-- Start Document text --

Following my last blog on the matter of verbs in KS1, you may be forgiven for asking why, in the face of all that is demanded by the primary curriculum for English, I am choosing to serve up more of the same: verbs – hardly as pulse-racingly contentious as the subset of verbs  that is the subjunctive, or KS1’s  “exclamation” sentences.

 I’m sticking with verbs because they’re important of course.  But then, I think I established that in the last blog. More particularly, it’s because they are the subject of one of the very few markers of writing at greater depth at KS2 in this year’s Interim Teacher Assessment Framework (ITAF):

The pupil can write for a range of purposes and audiences
  • Selecting verb forms for meaning and effect.
– Interim Teacher Assessment Frameworks at the end of Key Stage 2
[Standards and Testing Agency, September 2015]

I want to make a few comments around the ITAF itself. I think it is safe for me to say that it has proven to be quite controversial.  That’s as far as I want to go here, but you might want to read this very interesting blog on the matter of assessing writing using the ITAF’s  “secure fit” approach  in relation to the sorts of “open tasks” that the assessment of writing is based on.   Daisy Christodolou outlines some concerns around this uneasy relationship that I am certain many will recognise.  She also provides links to further, thought-provoking writing on the same topic. Have an explore and a think.  They are well worth mulling over.

-- End Document text --

*Exercise goal:* Pick up the blog post about verbs and the KS2 writing assessment framework after its final sentence and keep writing it.

-- Start Given information --

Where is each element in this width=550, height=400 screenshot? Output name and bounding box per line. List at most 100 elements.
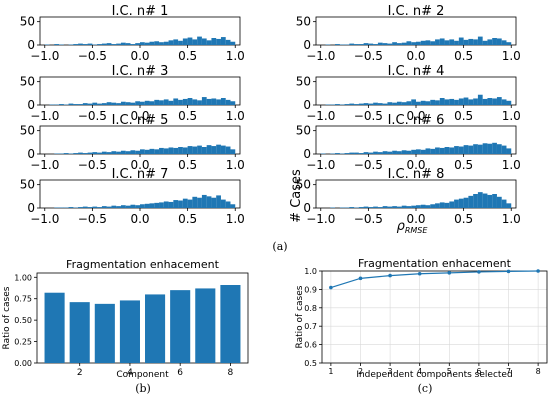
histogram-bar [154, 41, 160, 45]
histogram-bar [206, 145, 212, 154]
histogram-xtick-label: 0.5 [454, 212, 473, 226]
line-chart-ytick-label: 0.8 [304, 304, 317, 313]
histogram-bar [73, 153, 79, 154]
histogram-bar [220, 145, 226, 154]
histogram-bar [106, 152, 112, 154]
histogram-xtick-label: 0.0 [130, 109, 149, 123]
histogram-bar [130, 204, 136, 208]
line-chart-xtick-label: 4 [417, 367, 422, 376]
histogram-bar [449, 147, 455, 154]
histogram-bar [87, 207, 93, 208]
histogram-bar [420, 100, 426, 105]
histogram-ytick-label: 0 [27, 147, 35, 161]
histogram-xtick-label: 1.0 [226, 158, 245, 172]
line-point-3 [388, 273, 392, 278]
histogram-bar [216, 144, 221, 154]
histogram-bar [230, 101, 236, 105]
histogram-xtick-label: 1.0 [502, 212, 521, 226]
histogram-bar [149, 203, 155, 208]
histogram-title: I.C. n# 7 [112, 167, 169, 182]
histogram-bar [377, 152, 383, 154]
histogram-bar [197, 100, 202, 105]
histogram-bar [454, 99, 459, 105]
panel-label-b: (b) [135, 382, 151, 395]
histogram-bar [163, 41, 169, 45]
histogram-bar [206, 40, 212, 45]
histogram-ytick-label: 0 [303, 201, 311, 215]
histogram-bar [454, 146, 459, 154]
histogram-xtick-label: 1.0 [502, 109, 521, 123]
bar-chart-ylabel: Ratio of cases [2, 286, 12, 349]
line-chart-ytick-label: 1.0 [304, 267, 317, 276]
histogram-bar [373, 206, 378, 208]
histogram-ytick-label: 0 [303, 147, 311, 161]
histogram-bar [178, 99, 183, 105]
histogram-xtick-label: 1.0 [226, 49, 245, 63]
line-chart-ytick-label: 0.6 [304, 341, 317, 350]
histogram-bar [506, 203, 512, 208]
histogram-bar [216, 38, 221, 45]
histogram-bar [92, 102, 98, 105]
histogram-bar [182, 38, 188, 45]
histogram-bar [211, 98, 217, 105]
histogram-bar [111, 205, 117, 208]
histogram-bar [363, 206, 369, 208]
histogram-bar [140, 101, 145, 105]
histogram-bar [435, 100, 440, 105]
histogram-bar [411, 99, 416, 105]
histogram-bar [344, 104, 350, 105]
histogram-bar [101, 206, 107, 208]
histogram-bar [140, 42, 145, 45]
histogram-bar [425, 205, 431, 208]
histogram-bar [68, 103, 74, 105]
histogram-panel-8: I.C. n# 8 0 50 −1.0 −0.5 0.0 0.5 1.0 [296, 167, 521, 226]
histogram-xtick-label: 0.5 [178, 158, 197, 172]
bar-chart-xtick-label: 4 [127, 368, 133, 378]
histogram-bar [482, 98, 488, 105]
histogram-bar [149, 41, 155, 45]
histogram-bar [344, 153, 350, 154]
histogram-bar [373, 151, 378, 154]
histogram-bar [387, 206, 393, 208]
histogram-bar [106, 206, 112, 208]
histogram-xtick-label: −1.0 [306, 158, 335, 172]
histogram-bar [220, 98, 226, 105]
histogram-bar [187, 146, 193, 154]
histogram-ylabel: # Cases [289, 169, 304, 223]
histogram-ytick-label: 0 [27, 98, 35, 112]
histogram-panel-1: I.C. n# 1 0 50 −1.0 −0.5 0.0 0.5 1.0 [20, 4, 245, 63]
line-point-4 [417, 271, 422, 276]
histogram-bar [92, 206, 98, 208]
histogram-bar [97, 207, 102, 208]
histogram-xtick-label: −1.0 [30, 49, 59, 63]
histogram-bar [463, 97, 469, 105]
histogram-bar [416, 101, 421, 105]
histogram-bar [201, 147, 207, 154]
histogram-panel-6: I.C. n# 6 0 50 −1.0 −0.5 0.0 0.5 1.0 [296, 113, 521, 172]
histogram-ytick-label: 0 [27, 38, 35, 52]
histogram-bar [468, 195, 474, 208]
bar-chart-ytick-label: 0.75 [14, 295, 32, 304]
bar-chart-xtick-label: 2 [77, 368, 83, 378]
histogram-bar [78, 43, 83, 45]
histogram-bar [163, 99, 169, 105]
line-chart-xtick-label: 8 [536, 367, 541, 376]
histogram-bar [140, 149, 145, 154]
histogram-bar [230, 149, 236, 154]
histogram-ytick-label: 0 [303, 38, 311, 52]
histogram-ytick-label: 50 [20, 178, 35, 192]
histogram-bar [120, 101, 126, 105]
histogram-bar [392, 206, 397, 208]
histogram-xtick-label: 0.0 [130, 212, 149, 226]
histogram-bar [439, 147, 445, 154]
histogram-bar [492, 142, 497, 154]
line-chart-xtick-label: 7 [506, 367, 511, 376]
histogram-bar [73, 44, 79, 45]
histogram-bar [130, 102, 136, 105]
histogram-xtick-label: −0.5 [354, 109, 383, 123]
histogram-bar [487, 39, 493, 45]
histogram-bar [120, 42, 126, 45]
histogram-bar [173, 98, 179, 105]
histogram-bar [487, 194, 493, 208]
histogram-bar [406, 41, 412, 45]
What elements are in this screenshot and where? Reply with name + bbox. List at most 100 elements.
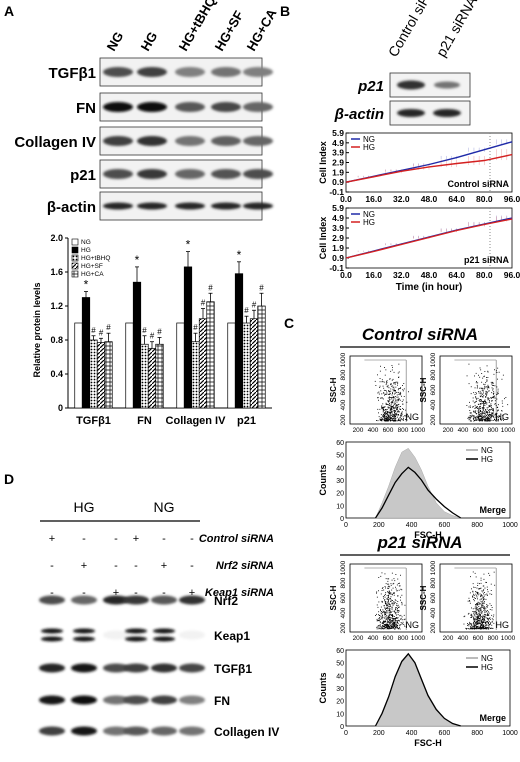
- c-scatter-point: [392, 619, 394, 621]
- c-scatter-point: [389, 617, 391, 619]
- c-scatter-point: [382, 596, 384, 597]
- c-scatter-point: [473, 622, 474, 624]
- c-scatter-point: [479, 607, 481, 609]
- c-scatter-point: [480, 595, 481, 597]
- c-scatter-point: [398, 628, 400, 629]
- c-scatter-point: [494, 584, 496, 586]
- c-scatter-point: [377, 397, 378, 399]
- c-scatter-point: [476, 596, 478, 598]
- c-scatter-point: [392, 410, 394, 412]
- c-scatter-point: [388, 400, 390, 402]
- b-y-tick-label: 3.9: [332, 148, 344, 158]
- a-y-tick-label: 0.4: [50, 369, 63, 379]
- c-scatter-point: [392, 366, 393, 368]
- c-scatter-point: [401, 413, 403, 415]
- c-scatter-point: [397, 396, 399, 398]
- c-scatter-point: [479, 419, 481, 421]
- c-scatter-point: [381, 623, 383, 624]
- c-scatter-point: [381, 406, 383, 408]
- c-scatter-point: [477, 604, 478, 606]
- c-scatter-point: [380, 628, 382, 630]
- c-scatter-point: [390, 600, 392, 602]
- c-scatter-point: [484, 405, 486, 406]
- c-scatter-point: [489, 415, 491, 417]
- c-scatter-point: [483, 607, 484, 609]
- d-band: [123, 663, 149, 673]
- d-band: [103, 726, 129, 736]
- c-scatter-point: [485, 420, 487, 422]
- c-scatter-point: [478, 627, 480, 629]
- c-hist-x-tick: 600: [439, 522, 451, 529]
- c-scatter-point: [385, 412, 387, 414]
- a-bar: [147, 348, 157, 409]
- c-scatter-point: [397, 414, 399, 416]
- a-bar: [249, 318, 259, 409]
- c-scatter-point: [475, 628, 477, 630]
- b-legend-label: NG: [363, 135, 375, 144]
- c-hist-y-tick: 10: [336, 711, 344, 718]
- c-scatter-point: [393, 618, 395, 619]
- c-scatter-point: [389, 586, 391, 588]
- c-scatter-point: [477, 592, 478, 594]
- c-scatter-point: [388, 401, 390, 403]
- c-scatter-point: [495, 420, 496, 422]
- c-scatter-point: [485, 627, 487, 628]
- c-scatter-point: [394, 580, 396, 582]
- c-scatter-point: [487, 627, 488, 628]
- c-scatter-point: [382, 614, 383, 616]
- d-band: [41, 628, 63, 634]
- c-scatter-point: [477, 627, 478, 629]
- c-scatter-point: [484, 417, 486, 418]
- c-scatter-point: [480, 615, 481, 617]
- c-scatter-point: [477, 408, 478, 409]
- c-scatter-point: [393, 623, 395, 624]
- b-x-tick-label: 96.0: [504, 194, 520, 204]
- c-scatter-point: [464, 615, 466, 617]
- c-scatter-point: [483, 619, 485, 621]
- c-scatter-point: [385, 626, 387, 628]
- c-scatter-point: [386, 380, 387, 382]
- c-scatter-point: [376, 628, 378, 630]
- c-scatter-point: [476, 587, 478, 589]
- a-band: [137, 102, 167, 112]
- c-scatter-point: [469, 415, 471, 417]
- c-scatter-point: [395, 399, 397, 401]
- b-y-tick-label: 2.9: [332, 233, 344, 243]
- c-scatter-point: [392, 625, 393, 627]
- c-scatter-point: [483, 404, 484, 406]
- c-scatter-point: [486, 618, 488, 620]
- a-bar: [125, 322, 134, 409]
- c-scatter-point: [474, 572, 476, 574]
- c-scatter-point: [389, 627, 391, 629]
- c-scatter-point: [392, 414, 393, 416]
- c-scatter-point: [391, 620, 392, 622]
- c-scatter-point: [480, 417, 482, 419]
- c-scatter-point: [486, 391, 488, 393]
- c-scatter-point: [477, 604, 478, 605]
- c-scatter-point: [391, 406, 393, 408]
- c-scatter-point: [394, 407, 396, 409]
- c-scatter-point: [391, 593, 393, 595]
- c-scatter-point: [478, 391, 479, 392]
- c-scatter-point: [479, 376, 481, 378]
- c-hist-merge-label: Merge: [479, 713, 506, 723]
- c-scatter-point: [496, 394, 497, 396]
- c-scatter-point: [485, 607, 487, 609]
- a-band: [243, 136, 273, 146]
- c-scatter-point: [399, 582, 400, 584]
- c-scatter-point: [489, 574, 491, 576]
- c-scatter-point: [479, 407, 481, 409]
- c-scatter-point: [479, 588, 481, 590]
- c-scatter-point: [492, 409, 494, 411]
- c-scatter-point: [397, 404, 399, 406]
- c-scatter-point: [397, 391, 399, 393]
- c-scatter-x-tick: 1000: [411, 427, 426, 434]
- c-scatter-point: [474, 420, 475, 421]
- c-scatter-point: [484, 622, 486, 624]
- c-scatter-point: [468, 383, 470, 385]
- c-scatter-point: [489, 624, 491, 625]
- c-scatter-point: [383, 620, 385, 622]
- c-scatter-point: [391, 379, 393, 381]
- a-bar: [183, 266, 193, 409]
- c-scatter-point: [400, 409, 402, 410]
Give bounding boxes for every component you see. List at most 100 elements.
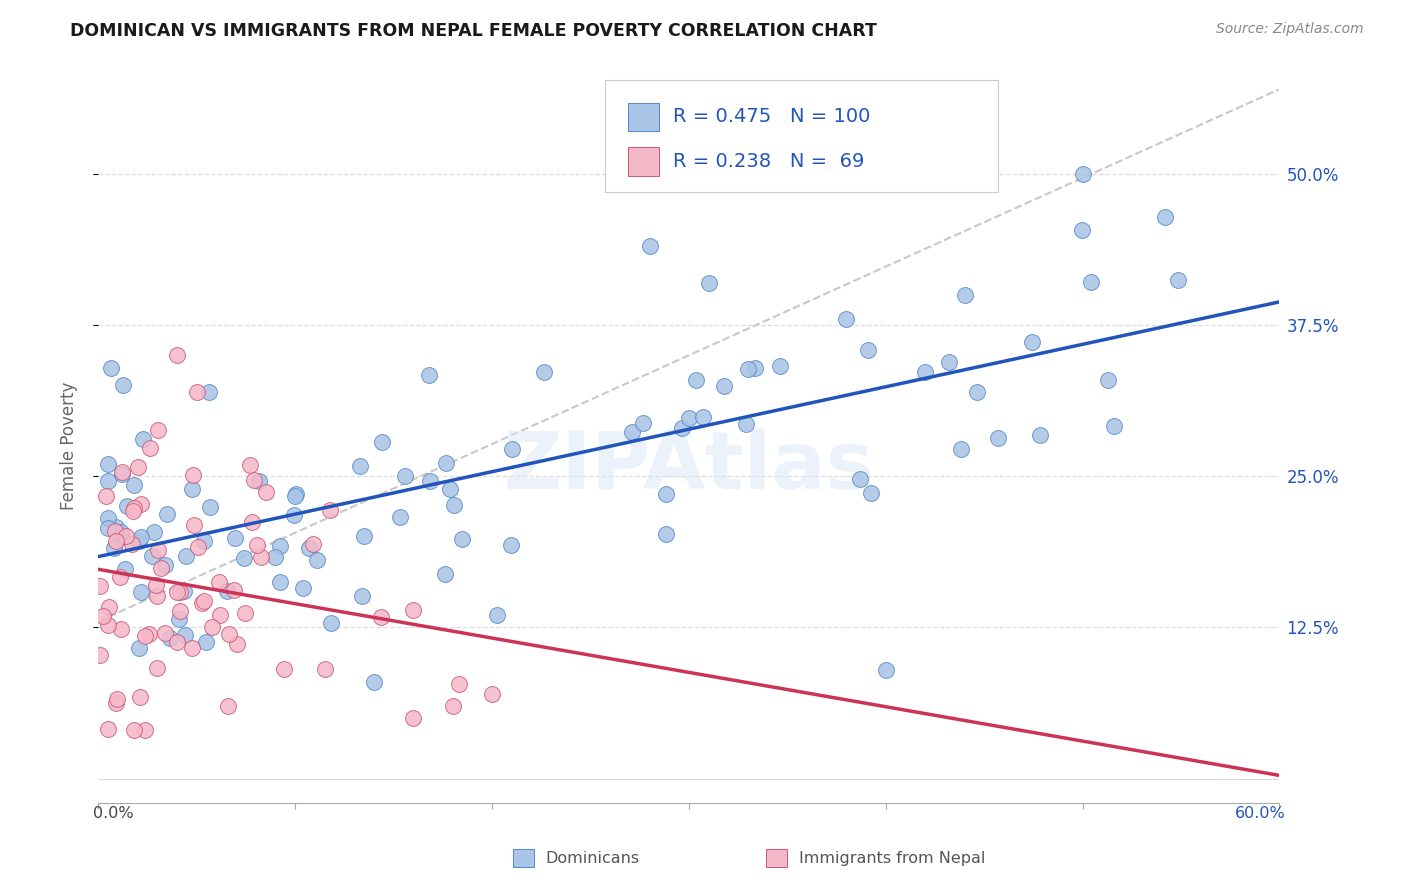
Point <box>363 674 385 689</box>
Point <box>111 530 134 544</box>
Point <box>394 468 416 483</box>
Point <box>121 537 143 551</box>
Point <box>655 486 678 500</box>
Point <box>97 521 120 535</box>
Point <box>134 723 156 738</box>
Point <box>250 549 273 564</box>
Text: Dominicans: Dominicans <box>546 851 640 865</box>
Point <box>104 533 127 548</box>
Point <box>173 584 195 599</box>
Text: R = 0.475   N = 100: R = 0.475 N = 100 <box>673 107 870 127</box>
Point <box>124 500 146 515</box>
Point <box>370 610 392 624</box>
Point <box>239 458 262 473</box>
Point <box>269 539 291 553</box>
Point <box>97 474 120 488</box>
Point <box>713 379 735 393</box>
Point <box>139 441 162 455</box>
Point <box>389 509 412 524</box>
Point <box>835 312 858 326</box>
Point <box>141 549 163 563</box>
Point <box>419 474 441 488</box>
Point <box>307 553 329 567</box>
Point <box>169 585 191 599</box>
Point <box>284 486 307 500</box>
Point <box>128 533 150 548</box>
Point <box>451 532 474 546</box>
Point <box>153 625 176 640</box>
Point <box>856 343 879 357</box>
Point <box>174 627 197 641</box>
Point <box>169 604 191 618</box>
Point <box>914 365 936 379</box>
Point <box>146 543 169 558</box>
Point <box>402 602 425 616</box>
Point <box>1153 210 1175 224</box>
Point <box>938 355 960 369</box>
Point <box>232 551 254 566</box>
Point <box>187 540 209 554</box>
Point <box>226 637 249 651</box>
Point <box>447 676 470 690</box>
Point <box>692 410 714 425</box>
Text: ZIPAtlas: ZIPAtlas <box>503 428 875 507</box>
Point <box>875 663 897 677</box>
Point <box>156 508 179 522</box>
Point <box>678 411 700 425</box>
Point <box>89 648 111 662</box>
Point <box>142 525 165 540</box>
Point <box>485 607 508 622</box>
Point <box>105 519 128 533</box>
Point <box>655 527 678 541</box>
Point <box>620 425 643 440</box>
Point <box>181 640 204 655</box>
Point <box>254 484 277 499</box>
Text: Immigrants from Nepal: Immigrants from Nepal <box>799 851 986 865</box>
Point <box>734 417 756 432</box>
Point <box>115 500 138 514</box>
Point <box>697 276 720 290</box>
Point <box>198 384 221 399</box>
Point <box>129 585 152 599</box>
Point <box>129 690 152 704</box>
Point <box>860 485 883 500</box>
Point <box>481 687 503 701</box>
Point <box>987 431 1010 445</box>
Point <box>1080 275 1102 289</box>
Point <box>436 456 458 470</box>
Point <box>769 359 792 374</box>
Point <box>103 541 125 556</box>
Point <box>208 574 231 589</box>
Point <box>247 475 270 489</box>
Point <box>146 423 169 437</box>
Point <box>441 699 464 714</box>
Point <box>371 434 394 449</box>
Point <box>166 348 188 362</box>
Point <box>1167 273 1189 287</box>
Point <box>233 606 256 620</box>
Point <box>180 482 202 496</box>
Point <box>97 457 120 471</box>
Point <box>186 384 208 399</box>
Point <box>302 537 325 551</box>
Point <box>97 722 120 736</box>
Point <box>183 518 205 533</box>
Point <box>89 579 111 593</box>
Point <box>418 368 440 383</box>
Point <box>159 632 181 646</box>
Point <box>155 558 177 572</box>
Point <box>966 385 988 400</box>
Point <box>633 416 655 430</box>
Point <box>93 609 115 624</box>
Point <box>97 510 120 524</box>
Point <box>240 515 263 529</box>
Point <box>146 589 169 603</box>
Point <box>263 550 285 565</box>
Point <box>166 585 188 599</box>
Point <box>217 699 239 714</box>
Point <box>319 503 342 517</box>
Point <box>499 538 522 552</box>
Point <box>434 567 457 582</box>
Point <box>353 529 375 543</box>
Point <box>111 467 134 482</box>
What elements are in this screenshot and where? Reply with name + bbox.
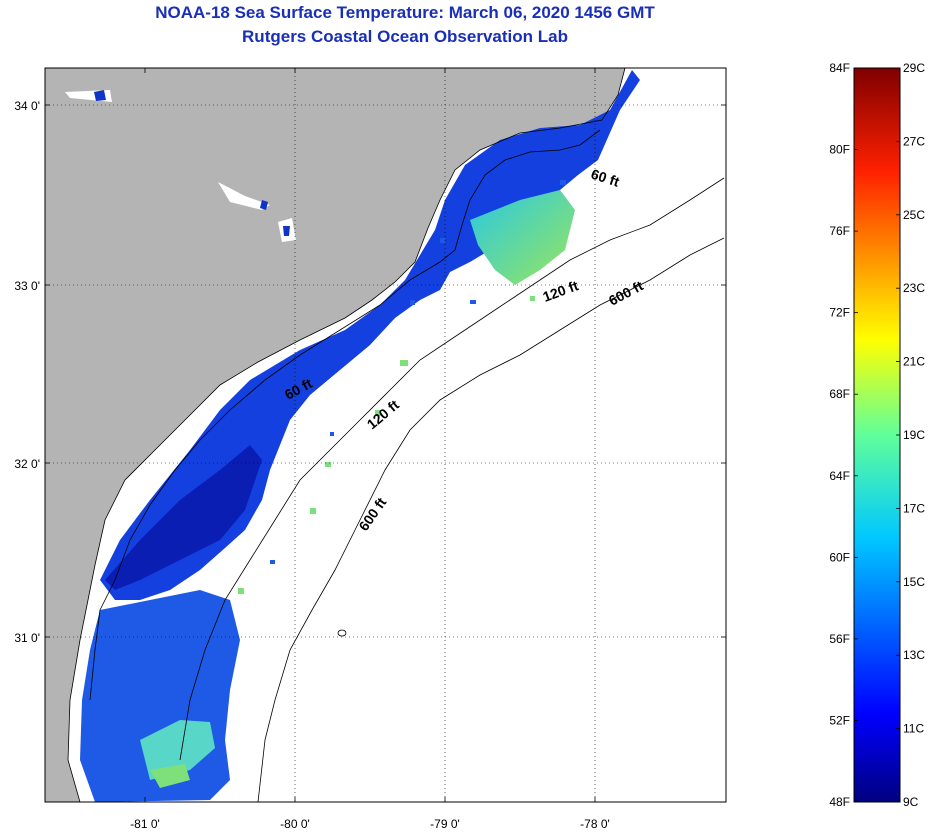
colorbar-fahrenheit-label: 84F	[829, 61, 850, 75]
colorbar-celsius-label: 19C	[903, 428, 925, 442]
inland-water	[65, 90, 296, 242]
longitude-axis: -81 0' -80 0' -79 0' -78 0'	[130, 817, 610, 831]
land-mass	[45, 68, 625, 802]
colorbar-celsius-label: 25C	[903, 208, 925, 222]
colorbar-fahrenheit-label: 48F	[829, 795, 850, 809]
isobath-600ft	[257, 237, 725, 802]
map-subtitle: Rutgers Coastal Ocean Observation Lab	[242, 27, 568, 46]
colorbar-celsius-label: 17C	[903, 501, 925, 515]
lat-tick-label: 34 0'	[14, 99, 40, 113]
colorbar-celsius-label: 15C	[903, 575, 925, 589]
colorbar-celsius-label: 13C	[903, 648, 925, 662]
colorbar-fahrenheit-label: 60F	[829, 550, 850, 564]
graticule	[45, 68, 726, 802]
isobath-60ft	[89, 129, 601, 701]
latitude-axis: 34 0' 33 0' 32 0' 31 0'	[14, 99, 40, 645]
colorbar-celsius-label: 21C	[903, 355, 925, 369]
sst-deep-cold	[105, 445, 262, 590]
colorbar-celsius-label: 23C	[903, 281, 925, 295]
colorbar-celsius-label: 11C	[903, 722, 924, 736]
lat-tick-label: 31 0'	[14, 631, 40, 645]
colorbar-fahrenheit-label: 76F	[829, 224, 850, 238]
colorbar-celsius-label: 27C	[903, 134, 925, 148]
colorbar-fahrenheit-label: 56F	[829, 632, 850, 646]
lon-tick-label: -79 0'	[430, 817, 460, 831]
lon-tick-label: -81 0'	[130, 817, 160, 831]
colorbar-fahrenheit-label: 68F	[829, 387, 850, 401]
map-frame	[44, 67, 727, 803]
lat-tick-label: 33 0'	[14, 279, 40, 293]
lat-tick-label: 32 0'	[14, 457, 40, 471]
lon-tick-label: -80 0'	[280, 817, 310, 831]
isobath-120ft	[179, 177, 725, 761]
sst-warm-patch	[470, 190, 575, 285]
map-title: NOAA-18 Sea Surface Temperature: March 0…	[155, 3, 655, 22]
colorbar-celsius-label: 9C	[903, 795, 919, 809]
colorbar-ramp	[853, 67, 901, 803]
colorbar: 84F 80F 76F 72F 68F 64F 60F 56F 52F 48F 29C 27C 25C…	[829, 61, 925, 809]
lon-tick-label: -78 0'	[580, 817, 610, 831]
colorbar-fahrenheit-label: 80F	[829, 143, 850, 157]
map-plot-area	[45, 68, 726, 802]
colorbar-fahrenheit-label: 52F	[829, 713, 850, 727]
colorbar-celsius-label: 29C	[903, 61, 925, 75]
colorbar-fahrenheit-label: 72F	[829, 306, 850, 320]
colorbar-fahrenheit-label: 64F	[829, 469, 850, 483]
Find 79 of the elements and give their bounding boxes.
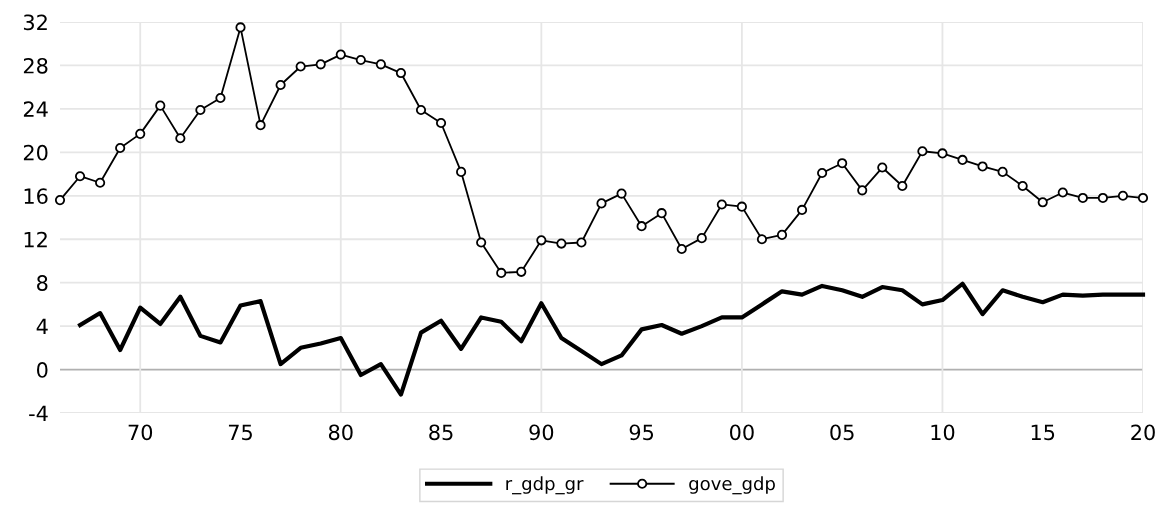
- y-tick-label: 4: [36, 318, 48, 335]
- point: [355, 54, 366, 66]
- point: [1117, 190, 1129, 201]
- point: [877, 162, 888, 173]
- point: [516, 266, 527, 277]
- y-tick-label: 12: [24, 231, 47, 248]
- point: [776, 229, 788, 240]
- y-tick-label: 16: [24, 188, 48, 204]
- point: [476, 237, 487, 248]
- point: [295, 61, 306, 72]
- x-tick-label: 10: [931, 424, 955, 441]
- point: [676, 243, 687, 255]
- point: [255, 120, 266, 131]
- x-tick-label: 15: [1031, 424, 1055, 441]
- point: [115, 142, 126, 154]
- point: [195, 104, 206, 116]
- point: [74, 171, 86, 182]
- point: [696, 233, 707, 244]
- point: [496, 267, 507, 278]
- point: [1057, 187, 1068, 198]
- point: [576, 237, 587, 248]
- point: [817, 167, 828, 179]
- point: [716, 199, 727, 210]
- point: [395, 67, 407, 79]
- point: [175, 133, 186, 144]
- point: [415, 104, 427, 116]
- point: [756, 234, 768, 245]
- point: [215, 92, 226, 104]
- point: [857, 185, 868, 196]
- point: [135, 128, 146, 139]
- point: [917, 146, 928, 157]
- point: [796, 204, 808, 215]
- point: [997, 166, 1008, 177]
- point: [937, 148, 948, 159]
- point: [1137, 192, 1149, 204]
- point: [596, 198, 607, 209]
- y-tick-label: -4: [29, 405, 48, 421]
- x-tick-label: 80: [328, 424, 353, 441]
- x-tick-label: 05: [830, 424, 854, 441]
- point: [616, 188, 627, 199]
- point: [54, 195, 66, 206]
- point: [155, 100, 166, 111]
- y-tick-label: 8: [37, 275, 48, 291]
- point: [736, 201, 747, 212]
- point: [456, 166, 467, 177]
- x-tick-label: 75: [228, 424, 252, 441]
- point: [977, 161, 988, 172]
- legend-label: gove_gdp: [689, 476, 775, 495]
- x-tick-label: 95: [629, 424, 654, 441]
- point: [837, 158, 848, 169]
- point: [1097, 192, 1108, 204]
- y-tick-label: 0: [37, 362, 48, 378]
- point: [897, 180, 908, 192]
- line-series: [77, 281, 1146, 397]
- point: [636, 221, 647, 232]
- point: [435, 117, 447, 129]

-- End Given information --

*Result:*
This blog is not about the ITAFs as such, but I do want to make one further observation.  The fewer statements there are – and there are very few for greater depth at either key stage – the greater the weight they take on in establishing a judgement.  There are relatively few statements for writing overall, certainly in comparison to maths and science, and so each one should really earn its place in a document as important as this.  I won’t get (too) side-tracked from the focus of the blog, but I might just say at this point that from a very personal point of view, I wonder to what degree hyphens really deserve a place in the ITAF statements.  Hyphens are governed by word-choice.  Going back to Daisy’s blog, in forming a judgement based on open-tasks  – and open tasks should  be essentially open in terms of word choice –  a testable element like the hyphen is perhaps better left to a test.  As soon as you are tempted to ask, ‘how do I ensure there is a hyphen in my evidence bank?’, you start to hit some of the issues that Daisy touches upon.   Verb forms, though?  I think they have a central role to play in identifying the best of our young writers at the end of key stage 2, so if we are to have a secure fit system with very few greater depth indicators, I am glad they are one of them.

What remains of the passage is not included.